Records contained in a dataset
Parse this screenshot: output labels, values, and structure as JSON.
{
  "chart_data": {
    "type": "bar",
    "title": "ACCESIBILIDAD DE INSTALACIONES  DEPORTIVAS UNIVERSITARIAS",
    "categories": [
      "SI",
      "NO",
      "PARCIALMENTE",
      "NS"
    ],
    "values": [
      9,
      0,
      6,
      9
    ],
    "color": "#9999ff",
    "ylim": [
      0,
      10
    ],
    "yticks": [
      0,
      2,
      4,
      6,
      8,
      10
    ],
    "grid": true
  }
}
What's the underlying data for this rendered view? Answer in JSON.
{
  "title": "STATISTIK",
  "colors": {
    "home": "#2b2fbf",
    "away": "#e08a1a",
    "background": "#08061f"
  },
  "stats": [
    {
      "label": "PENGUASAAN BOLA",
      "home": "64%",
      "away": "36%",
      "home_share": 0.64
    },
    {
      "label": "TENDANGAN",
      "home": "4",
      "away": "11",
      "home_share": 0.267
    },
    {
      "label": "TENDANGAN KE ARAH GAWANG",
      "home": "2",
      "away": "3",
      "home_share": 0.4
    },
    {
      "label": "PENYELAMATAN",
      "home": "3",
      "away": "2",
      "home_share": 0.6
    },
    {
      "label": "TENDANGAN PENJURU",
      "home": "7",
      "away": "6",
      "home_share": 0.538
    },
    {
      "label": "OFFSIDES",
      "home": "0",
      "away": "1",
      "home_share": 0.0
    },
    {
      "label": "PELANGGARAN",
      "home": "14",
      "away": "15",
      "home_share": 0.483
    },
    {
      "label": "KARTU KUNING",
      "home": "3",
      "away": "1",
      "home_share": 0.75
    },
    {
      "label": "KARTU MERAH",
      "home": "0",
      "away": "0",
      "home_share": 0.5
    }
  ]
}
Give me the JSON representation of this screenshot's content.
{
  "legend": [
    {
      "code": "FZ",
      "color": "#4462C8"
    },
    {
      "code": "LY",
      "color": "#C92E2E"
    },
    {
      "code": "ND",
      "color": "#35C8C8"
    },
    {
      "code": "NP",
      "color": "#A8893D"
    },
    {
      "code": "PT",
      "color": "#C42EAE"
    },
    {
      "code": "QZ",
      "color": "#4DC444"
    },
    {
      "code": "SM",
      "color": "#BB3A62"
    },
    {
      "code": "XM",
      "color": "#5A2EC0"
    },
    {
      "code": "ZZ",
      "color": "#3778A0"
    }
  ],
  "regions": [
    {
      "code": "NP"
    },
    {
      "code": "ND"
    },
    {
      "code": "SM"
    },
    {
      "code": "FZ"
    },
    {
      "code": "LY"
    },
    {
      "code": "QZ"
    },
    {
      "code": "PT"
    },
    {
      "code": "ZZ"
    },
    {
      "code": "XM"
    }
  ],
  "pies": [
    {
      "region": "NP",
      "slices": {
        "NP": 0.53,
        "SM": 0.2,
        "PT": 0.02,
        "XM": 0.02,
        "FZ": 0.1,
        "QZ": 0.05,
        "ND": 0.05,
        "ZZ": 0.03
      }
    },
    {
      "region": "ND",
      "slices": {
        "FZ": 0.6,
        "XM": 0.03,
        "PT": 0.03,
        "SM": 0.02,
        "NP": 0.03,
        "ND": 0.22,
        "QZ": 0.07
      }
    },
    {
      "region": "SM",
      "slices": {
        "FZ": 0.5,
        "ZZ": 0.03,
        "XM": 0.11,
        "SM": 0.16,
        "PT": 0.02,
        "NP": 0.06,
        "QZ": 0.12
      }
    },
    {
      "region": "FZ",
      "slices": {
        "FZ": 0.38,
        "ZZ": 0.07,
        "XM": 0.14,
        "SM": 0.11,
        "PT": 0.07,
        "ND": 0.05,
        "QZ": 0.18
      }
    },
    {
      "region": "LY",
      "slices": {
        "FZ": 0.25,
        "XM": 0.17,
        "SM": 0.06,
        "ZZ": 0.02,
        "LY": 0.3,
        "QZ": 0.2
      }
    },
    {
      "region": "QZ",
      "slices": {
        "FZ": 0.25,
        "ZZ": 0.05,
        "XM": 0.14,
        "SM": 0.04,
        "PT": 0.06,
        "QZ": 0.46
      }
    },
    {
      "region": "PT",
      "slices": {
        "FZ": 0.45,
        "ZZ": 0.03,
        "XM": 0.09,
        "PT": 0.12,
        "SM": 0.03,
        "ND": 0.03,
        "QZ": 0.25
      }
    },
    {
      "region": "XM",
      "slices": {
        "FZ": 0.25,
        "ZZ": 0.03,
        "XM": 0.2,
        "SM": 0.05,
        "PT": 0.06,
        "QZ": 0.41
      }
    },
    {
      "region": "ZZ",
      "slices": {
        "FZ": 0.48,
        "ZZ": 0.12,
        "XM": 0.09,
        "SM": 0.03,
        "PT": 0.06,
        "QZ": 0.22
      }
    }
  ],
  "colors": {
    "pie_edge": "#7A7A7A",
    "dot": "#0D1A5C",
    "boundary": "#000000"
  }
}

-- GOAL --
Copy out the full material exactly as it appears.

-- CORRECT RESPONSE --
Parse this screenshot: output labels, values, and structure as JSON.
{
  "chart_data": {
    "type": "bar",
    "title": "ACCESIBILIDAD DE INSTALACIONES  DEPORTIVAS UNIVERSITARIAS",
    "categories": [
      "SI",
      "NO",
      "PARCIALMENTE",
      "NS"
    ],
    "values": [
      9,
      0,
      6,
      9
    ],
    "color": "#9999ff",
    "ylim": [
      0,
      10
    ],
    "yticks": [
      0,
      2,
      4,
      6,
      8,
      10
    ],
    "grid": true
  }
}
What's the underlying data for this rendered view? Answer in JSON.
{
  "title": "STATISTIK",
  "colors": {
    "home": "#2b2fbf",
    "away": "#e08a1a",
    "background": "#08061f"
  },
  "stats": [
    {
      "label": "PENGUASAAN BOLA",
      "home": "64%",
      "away": "36%",
      "home_share": 0.64
    },
    {
      "label": "TENDANGAN",
      "home": "4",
      "away": "11",
      "home_share": 0.267
    },
    {
      "label": "TENDANGAN KE ARAH GAWANG",
      "home": "2",
      "away": "3",
      "home_share": 0.4
    },
    {
      "label": "PENYELAMATAN",
      "home": "3",
      "away": "2",
      "home_share": 0.6
    },
    {
      "label": "TENDANGAN PENJURU",
      "home": "7",
      "away": "6",
      "home_share": 0.538
    },
    {
      "label": "OFFSIDES",
      "home": "0",
      "away": "1",
      "home_share": 0.0
    },
    {
      "label": "PELANGGARAN",
      "home": "14",
      "away": "15",
      "home_share": 0.483
    },
    {
      "label": "KARTU KUNING",
      "home": "3",
      "away": "1",
      "home_share": 0.75
    },
    {
      "label": "KARTU MERAH",
      "home": "0",
      "away": "0",
      "home_share": 0.5
    }
  ]
}
Give me the JSON representation of this screenshot's content.
{
  "legend": [
    {
      "code": "FZ",
      "color": "#4462C8"
    },
    {
      "code": "LY",
      "color": "#C92E2E"
    },
    {
      "code": "ND",
      "color": "#35C8C8"
    },
    {
      "code": "NP",
      "color": "#A8893D"
    },
    {
      "code": "PT",
      "color": "#C42EAE"
    },
    {
      "code": "QZ",
      "color": "#4DC444"
    },
    {
      "code": "SM",
      "color": "#BB3A62"
    },
    {
      "code": "XM",
      "color": "#5A2EC0"
    },
    {
      "code": "ZZ",
      "color": "#3778A0"
    }
  ],
  "regions": [
    {
      "code": "NP"
    },
    {
      "code": "ND"
    },
    {
      "code": "SM"
    },
    {
      "code": "FZ"
    },
    {
      "code": "LY"
    },
    {
      "code": "QZ"
    },
    {
      "code": "PT"
    },
    {
      "code": "ZZ"
    },
    {
      "code": "XM"
    }
  ],
  "pies": [
    {
      "region": "NP",
      "slices": {
        "NP": 0.53,
        "SM": 0.2,
        "PT": 0.02,
        "XM": 0.02,
        "FZ": 0.1,
        "QZ": 0.05,
        "ND": 0.05,
        "ZZ": 0.03
      }
    },
    {
      "region": "ND",
      "slices": {
        "FZ": 0.6,
        "XM": 0.03,
        "PT": 0.03,
        "SM": 0.02,
        "NP": 0.03,
        "ND": 0.22,
        "QZ": 0.07
      }
    },
    {
      "region": "SM",
      "slices": {
        "FZ": 0.5,
        "ZZ": 0.03,
        "XM": 0.11,
        "SM": 0.16,
        "PT": 0.02,
        "NP": 0.06,
        "QZ": 0.12
      }
    },
    {
      "region": "FZ",
      "slices": {
        "FZ": 0.38,
        "ZZ": 0.07,
        "XM": 0.14,
        "SM": 0.11,
        "PT": 0.07,
        "ND": 0.05,
        "QZ": 0.18
      }
    },
    {
      "region": "LY",
      "slices": {
        "FZ": 0.25,
        "XM": 0.17,
        "SM": 0.06,
        "ZZ": 0.02,
        "LY": 0.3,
        "QZ": 0.2
      }
    },
    {
      "region": "QZ",
      "slices": {
        "FZ": 0.25,
        "ZZ": 0.05,
        "XM": 0.14,
        "SM": 0.04,
        "PT": 0.06,
        "QZ": 0.46
      }
    },
    {
      "region": "PT",
      "slices": {
        "FZ": 0.45,
        "ZZ": 0.03,
        "XM": 0.09,
        "PT": 0.12,
        "SM": 0.03,
        "ND": 0.03,
        "QZ": 0.25
      }
    },
    {
      "region": "XM",
      "slices": {
        "FZ": 0.25,
        "ZZ": 0.03,
        "XM": 0.2,
        "SM": 0.05,
        "PT": 0.06,
        "QZ": 0.41
      }
    },
    {
      "region": "ZZ",
      "slices": {
        "FZ": 0.48,
        "ZZ": 0.12,
        "XM": 0.09,
        "SM": 0.03,
        "PT": 0.06,
        "QZ": 0.22
      }
    }
  ],
  "colors": {
    "pie_edge": "#7A7A7A",
    "dot": "#0D1A5C",
    "boundary": "#000000"
  }
}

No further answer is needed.